**GIVEN EXERCISE**
Scan the data below for the string "Hunan". Copy every line where it appears.
— Start DATASET —
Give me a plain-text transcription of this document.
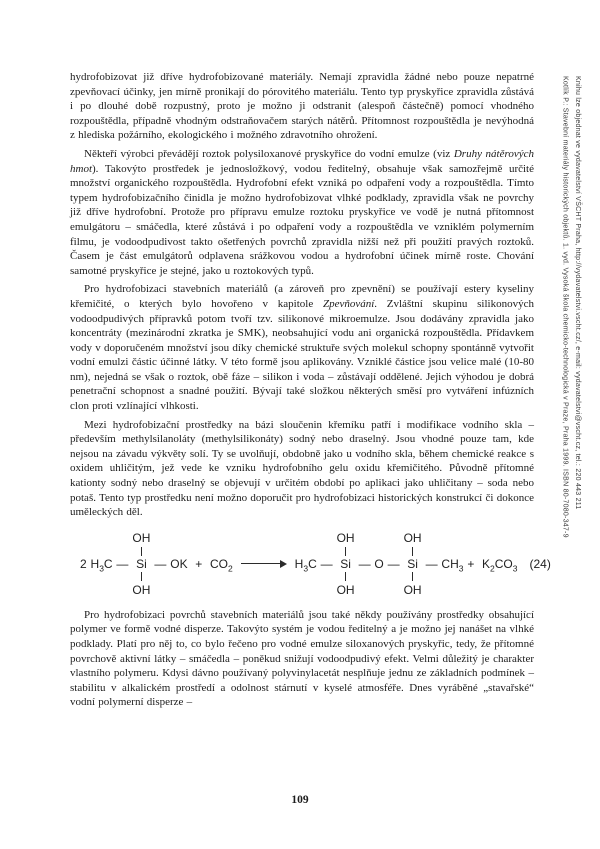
hydrofobizovat již dříve hydrofobizované materiály. Nemají zpravidla žádné nebo pouze nepatrné zpevňovací účinky, jen mírně pronikají do pórovitého materiálu. Tento typ pryskyřice zpravidla zůstává i po dlouhé době rozpustný, proto je možno ji odstranit (alespoň částečně) pomocí vhodného rozpouštědla, případně vhodným odstraňovačem starých nátěrů. Přítomnost rozpouštědla je nevýhodná z hlediska požárního, ekologického i možného zdravotního ohrožení.

Někteří výrobci převádějí roztok polysiloxanové pryskyřice do vodní emulze (viz Druhy nátěrových hmot). Takovýto prostředek je jednosložkový, vodou ředitelný, obsahuje však samozřejmě určité množství organického rozpouštědla. Hydrofobní efekt vzniká po odpaření vody a rozpouštědla. Tímto typem hydrofobizačního činidla je možno hydrofobizovat vlhké podklady, zpravidla však ne povrchy již dříve hydrofobní. Protože pro přípravu emulze roztoku pryskyřice ve vodě je nutná přítomnost emulgátoru – smáčedla, které zůstává i po odpaření vody a rozpouštědla ve vzniklém polymerním filmu, je vodoodpudivost takto ošetřených povrchů zpravidla nižší než při použití pravých roztoků. Časem je část emulgátorů odplavena srážkovou vodou a hydrofobní účinek mírně roste. Chování samotné pryskyřice je stejné, jako u roztokových typů.

Pro hydrofobizaci stavebních materiálů (a zároveň pro zpevnění) se používají estery kyseliny křemičité, o kterých bylo hovořeno v kapitole Zpevňování. Zvláštní skupinu silikonových vodoodpudivých přípravků potom tvoří tzv. silikonové mikroemulze. Jsou dodávány zpravidla jako koncentráty (mezinárodní zkratka je SMK), neobsahující vodu ani organická rozpouštědla. Přídavkem vody v doporučeném množství jsou díky chemické struktuře svých molekul schopny spontánně vytvořit vodní emulzi částic účinné látky. V této formě jsou aplikovány. Vzniklé částice jsou velice malé (10-80 nm), nejedná se však o roztok, obě fáze – silikon i voda – zůstávají oddělené. Jejich výhodou je dobrá penetrační schopnost a snadné použití. Bývají také složkou některých směsí pro vytváření infúzních clon proti vzlínající vlhkosti.

Mezi hydrofobizační prostředky na bázi sloučenin křemíku patří i modifikace vodního skla – především methylsilanoláty (methylsilikonáty) sodný nebo draselný. Jsou vhodné pouze tam, kde nejsou na závadu výkvěty solí. Ty se uvolňují, obdobně jako u vodního skla, během chemické reakce s oxidem uhličitým, jež vede ke vzniku hydrofobního gelu oxidu křemičitého. Původně přítomné kationty sodný nebo draselný se objevují v určitém období po aplikaci jako uhličitany – soda nebo potaš. Tento typ prostředku není možno doporučit pro hydrofobizaci historických konstrukcí či dokonce uměleckých děl.

2 $H_3C$ —
OH
Si
OH
— OK  +  $CO_2$	$H_3C$ —
OH
Si
OH
— O —
OH
Si
OH
— $CH_3 + K_2CO_3$ (24)

Pro hydrofobizaci povrchů stavebních materiálů jsou také někdy používány prostředky obsahující polymer ve formě vodné disperze. Takovýto systém je vodou ředitelný a je možno jej nanášet na vlhké podklady. Platí pro něj to, co bylo řečeno pro vodné emulze siloxanových pryskyřic, tedy, že přítomné povrchově aktivní látky – smáčedla – poněkud snižují vodoodpudivý efekt. Velmi důležitý je charakter vlastního polymeru. Kdysi dávno používaný polyvinylacetát nesplňuje jednu ze základních podmínek – stabilitu v alkalickém prostředí a odolnost stárnutí v kyselé atmosféře. Dnes vyráběné „stavařské“ vodní polymerní disperze –

Kotlík P.: Stavební materiály historických objektů. 1. vyd. Vysoká škola chemicko-technologická v Praze, Praha 1999. ISBN 80-7080-347-9 Knihu lze objednat ve vydavatelství VŠCHT Praha, http://vydavatelstvi.vscht.cz/, e-mail: vydavatelstvi@vscht.cz, tel.: 220 443 211
109
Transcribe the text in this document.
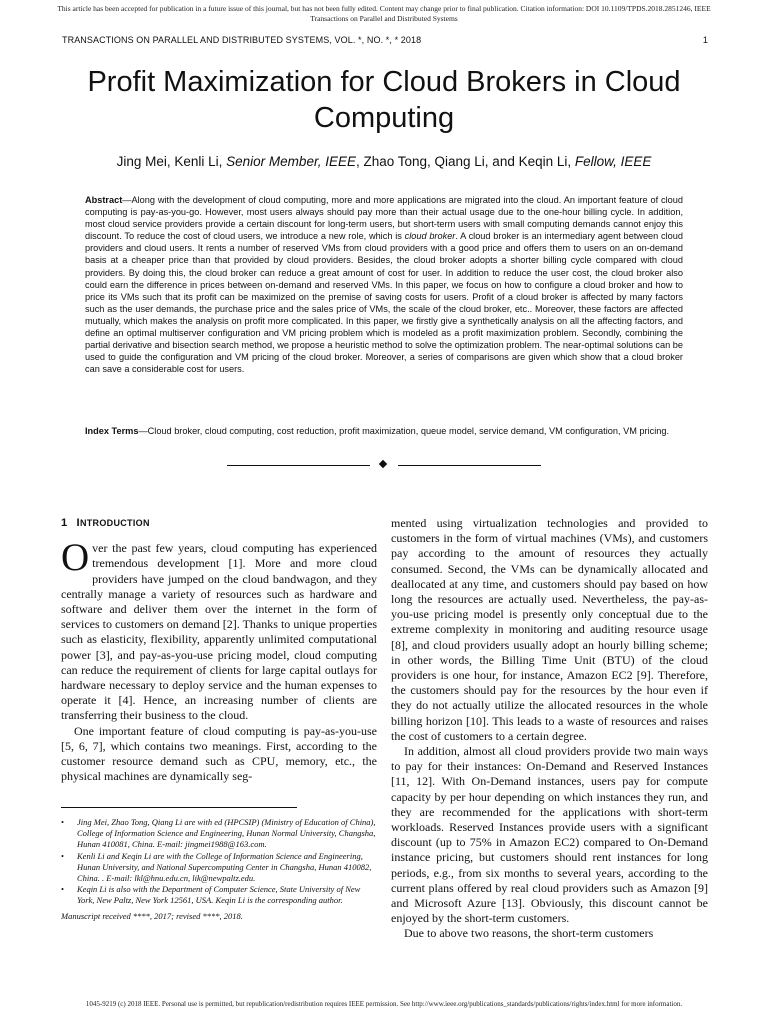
This article has been accepted for publication in a future issue of this journal, but has not been fully edited. Content may change prior to final publication. Citation information: DOI 10.1109/TPDS.2018.2851246, IEEE
Transactions on Parallel and Distributed Systems
TRANSACTIONS ON PARALLEL AND DISTRIBUTED SYSTEMS, VOL. *, NO. *, * 2018	1
Profit Maximization for Cloud Brokers in Cloud Computing
Jing Mei, Kenli Li, Senior Member, IEEE, Zhao Tong, Qiang Li, and Keqin Li, Fellow, IEEE
Abstract—Along with the development of cloud computing, more and more applications are migrated into the cloud. An important feature of cloud computing is pay-as-you-go. However, most users always should pay more than their actual usage due to the one-hour billing cycle. In addition, most cloud service providers provide a certain discount for long-term users, but short-term users with small computing demands cannot enjoy this discount. To reduce the cost of cloud users, we introduce a new role, which is cloud broker. A cloud broker is an intermediary agent between cloud providers and cloud users. It rents a number of reserved VMs from cloud providers with a good price and offers them to users on an on-demand basis at a cheaper price than that provided by cloud providers. Besides, the cloud broker adopts a shorter billing cycle compared with cloud providers. By doing this, the cloud broker can reduce a great amount of cost for user. In addition to reduce the user cost, the cloud broker also could earn the difference in prices between on-demand and reserved VMs. In this paper, we focus on how to configure a cloud broker and how to price its VMs such that its profit can be maximized on the premise of saving costs for users. Profit of a cloud broker is affected by many factors such as the user demands, the purchase price and the sales price of VMs, the scale of the cloud broker, etc.. Moreover, these factors are affected mutually, which makes the analysis on profit more complicated. In this paper, we firstly give a synthetically analysis on all the affecting factors, and define an optimal multiserver configuration and VM pricing problem which is modeled as a profit maximization problem. Secondly, combining the partial derivative and bisection search method, we propose a heuristic method to solve the optimization problem. The near-optimal solutions can be used to guide the configuration and VM pricing of the cloud broker. Moreover, a series of comparisons are given which show that a cloud broker can save a considerable cost for users.
Index Terms—Cloud broker, cloud computing, cost reduction, profit maximization, queue model, service demand, VM configuration, VM pricing.
1 INTRODUCTION

Over the past few years, cloud computing has experienced tremendous development [1]. More and more cloud providers have jumped on the cloud bandwagon, and they centrally manage a variety of resources such as hardware and software and deliver them over the internet in the form of services to customers on demand [2]. Thanks to unique properties such as elasticity, flexibility, apparently unlimited computational power [3], and pay-as-you-use pricing model, cloud computing can reduce the requirement of clients for large capital outlays for hardware necessary to deploy service and the human expenses to operate it [4]. Hence, an increasing number of clients are transferring their business to the cloud.

One important feature of cloud computing is pay-as-you-use [5, 6, 7], which contains two meanings. First, according to the customer resource demand such as CPU, memory, etc., the physical machines are dynamically seg-

• Jing Mei, Zhao Tong, Qiang Li are with ed (HPCSIP) (Ministry of Education of China), College of Information Science and Engineering, Hunan Normal University, Changsha, Hunan 410081, China. E-mail: jingmei1988@163.com.
• Kenli Li and Keqin Li are with the College of Information Science and Engineering, Hunan University, and National Supercomputing Center in Changsha, Hunan 410082, China. . E-mail: lkl@hnu.edu.cn, lik@newpaltz.edu.
• Keqin Li is also with the Department of Computer Science, State University of New York, New Paltz, New York 12561, USA. Keqin Li is the corresponding author.
Manuscript received ****, 2017; revised ****, 2018.

mented using virtualization technologies and provided to customers in the form of virtual machines (VMs), and customers pay according to the amount of resources they actually consumed. Second, the VMs can be dynamically allocated and deallocated at any time, and customers should pay based on how long the resources are actually used. Nevertheless, the pay-as-you-use pricing model is presently only conceptual due to the extreme complexity in monitoring and auditing resource usage [8], and cloud providers usually adopt an hourly billing scheme; in other words, the Billing Time Unit (BTU) of the cloud providers is one hour, for instance, Amazon EC2 [9]. Therefore, the customers should pay for the resources by the hour even if they do not actually utilize the allocated resources in the whole billing horizon [10]. This leads to a waste of resources and raises the cost of customers to a certain degree.

In addition, almost all cloud providers provide two main ways to pay for their instances: On-Demand and Reserved Instances [11, 12]. With On-Demand instances, users pay for compute capacity by per hour depending on which instances they run, and they are recommended for the applications with short-term workloads. Reserved Instances provide users with a significant discount (up to 75% in Amazon EC2) compared to On-Demand instance pricing, but customers should rent instances for long periods, e.g., from six months to several years, according to the current plans offered by real cloud providers such as Amazon [9] and Microsoft Azure [13]. Obviously, this discount cannot be enjoyed by the short-term customers.

Due to above two reasons, the short-term customers

1045-9219 (c) 2018 IEEE. Personal use is permitted, but republication/redistribution requires IEEE permission. See http://www.ieee.org/publications_standards/publications/rights/index.html for more information.
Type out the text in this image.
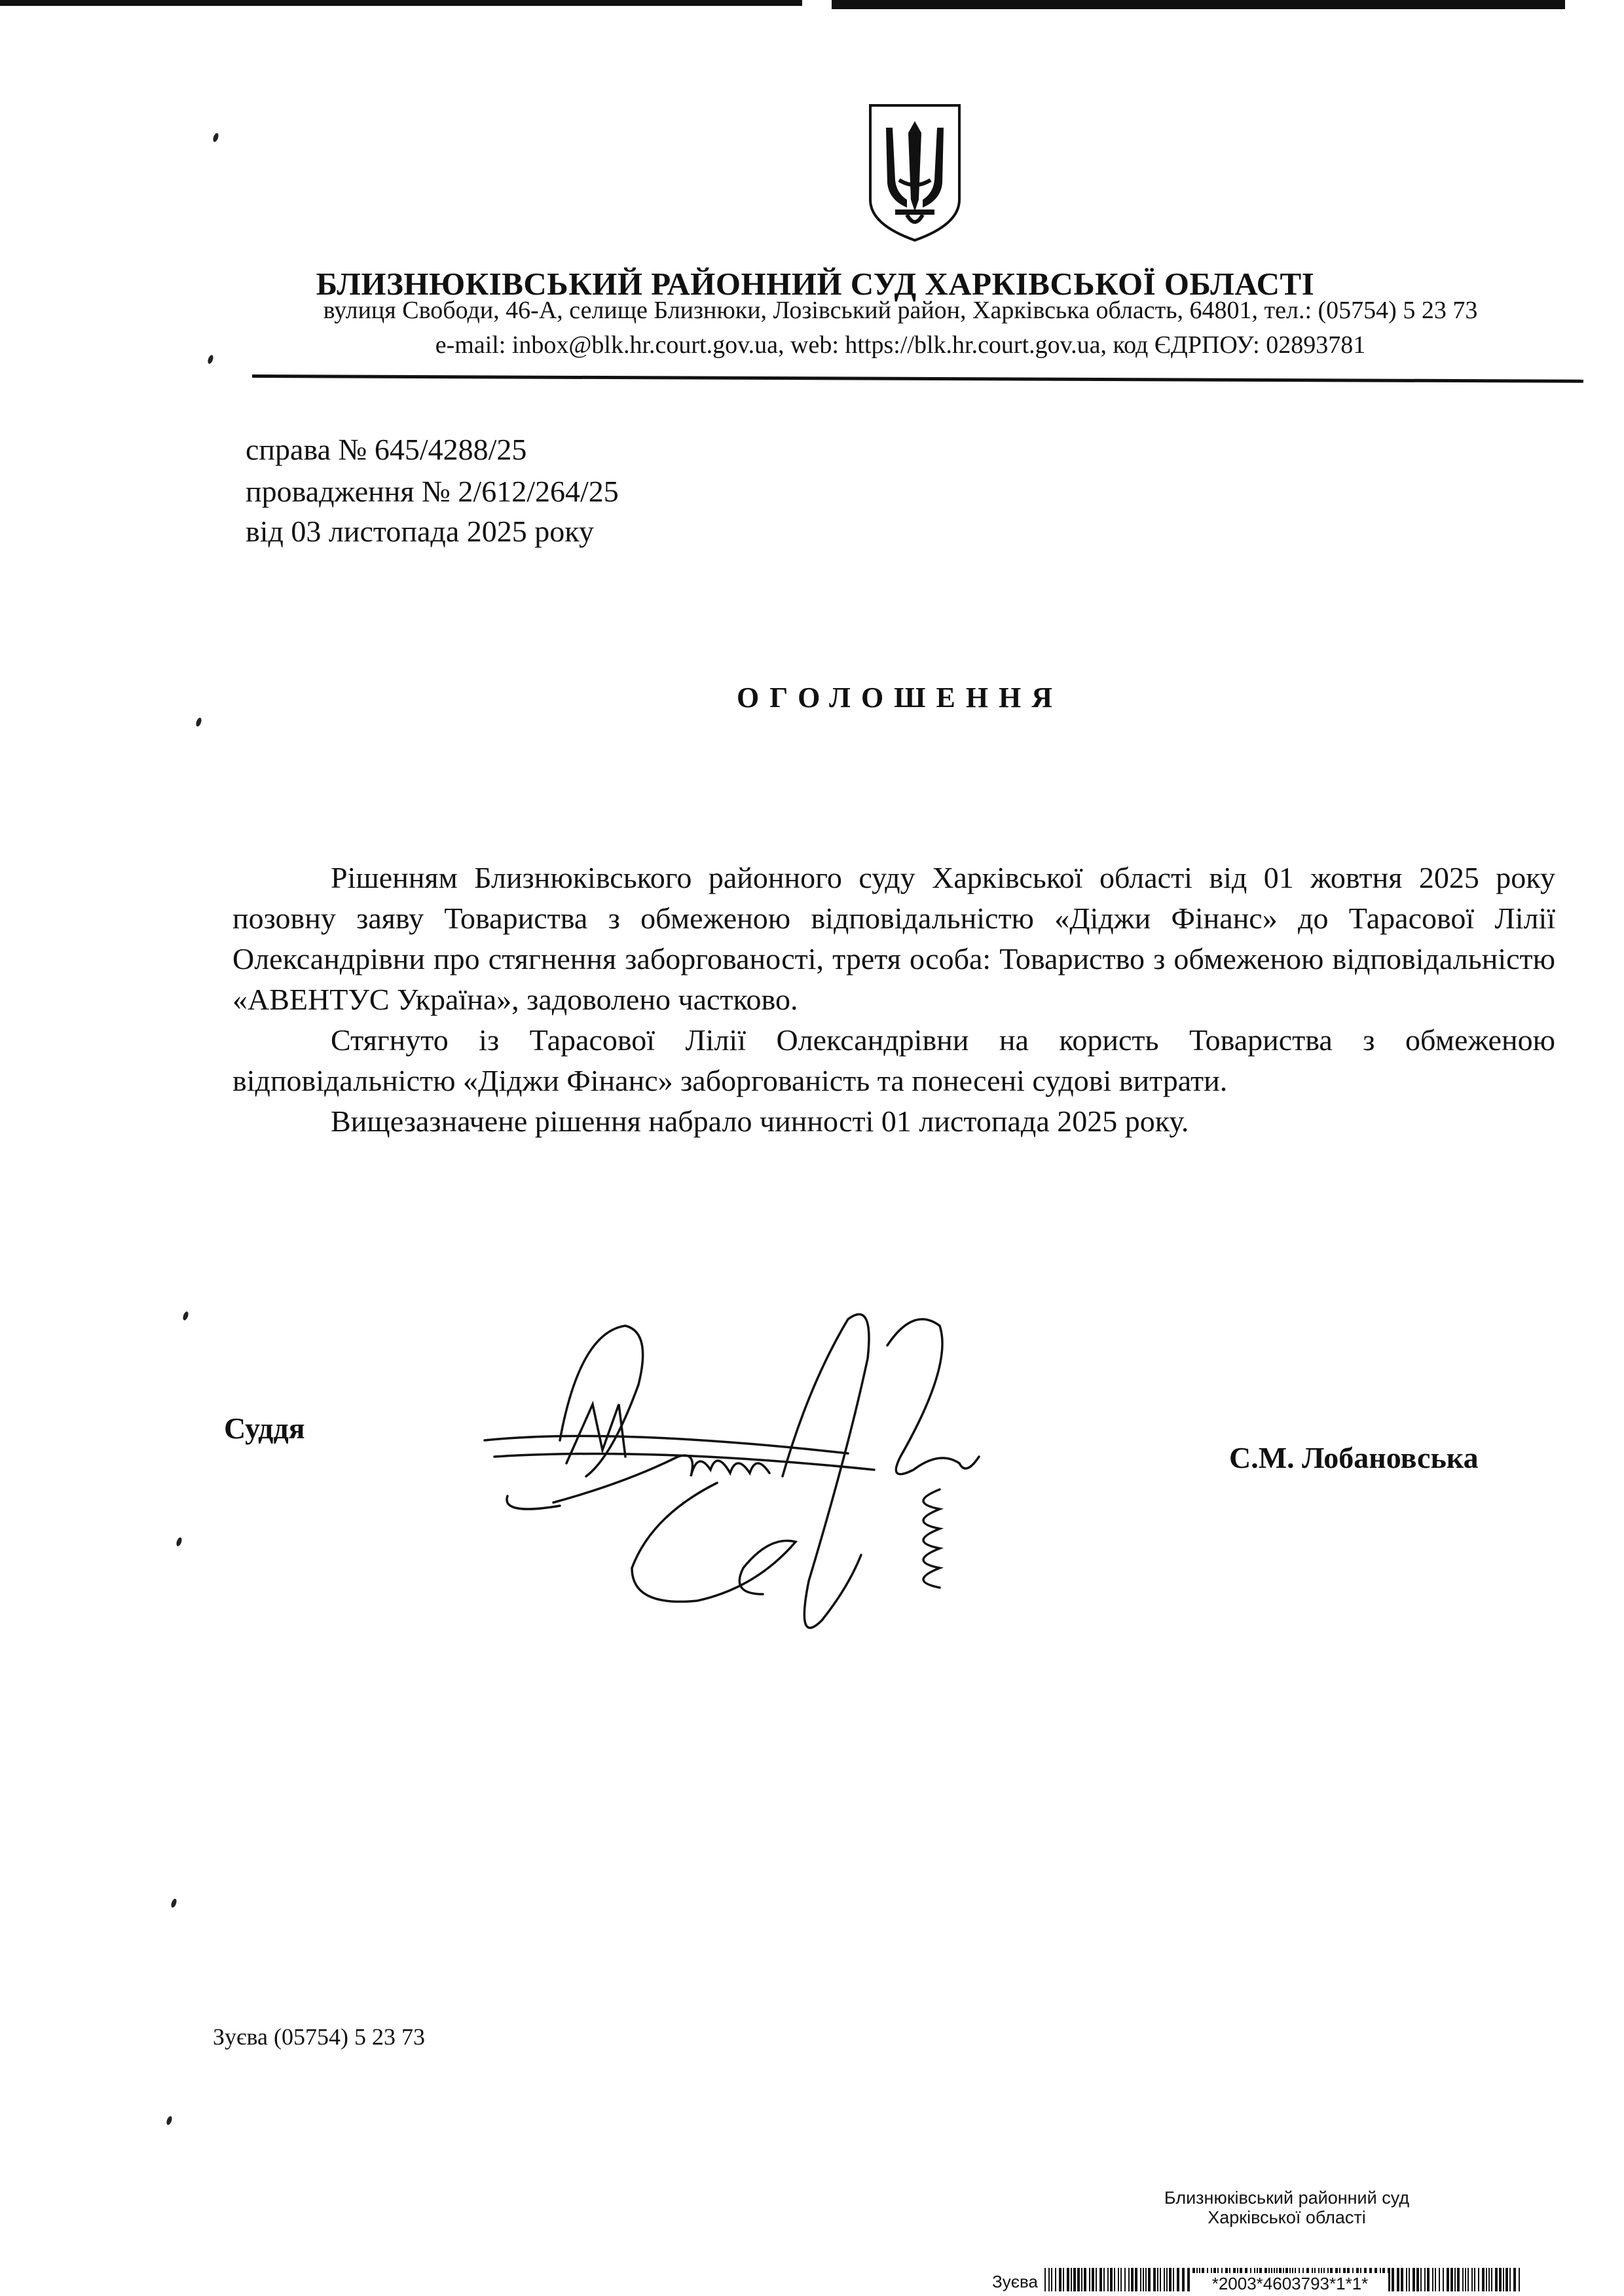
БЛИЗНЮКІВСЬКИЙ РАЙОННИЙ СУД ХАРКІВСЬКОЇ ОБЛАСТІ
вулиця Свободи, 46-А, селище Близнюки, Лозівський район, Харківська область, 64801, тел.: (05754) 5 23 73
e-mail: inbox@blk.hr.court.gov.ua, web: https://blk.hr.court.gov.ua, код ЄДРПОУ: 02893781
справа № 645/4288/25
провадження № 2/612/264/25
від 03 листопада 2025 року
ОГОЛОШЕННЯ

Рішенням Близнюківського районного суду Харківської області від 01 жовтня 2025 року позовну заяву Товариства з обмеженою відповідальністю «Діджи Фінанс» до Тарасової Лілії Олександрівни про стягнення заборгованості, третя особа: Товариство з обмеженою відповідальністю «АВЕНТУС Україна», задоволено частково.

Стягнуто із Тарасової Лілії Олександрівни на користь Товариства з обмеженою відповідальністю «Діджи Фінанс» заборгованість та понесені судові витрати.

Вищезазначене рішення набрало чинності 01 листопада 2025 року.

Суддя
С.М. Лобановська
Зуєва (05754) 5 23 73
Близнюківський районний суд
Харківської області
Зуєва	*2003*4603793*1*1*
— End DATASET —
**FULL RESPONSE**
• Jing Mei, Zhao Tong, Qiang Li are with ed (HPCSIP) (Ministry of Education of China), College of Information Science and Engineering, Hunan Normal University, Changsha, Hunan 410081, China. E-mail: jingmei1988@163.com.
• Kenli Li and Keqin Li are with the College of Information Science and Engineering, Hunan University, and National Supercomputing Center in Changsha, Hunan 410082, China. . E-mail: lkl@hnu.edu.cn, lik@newpaltz.edu.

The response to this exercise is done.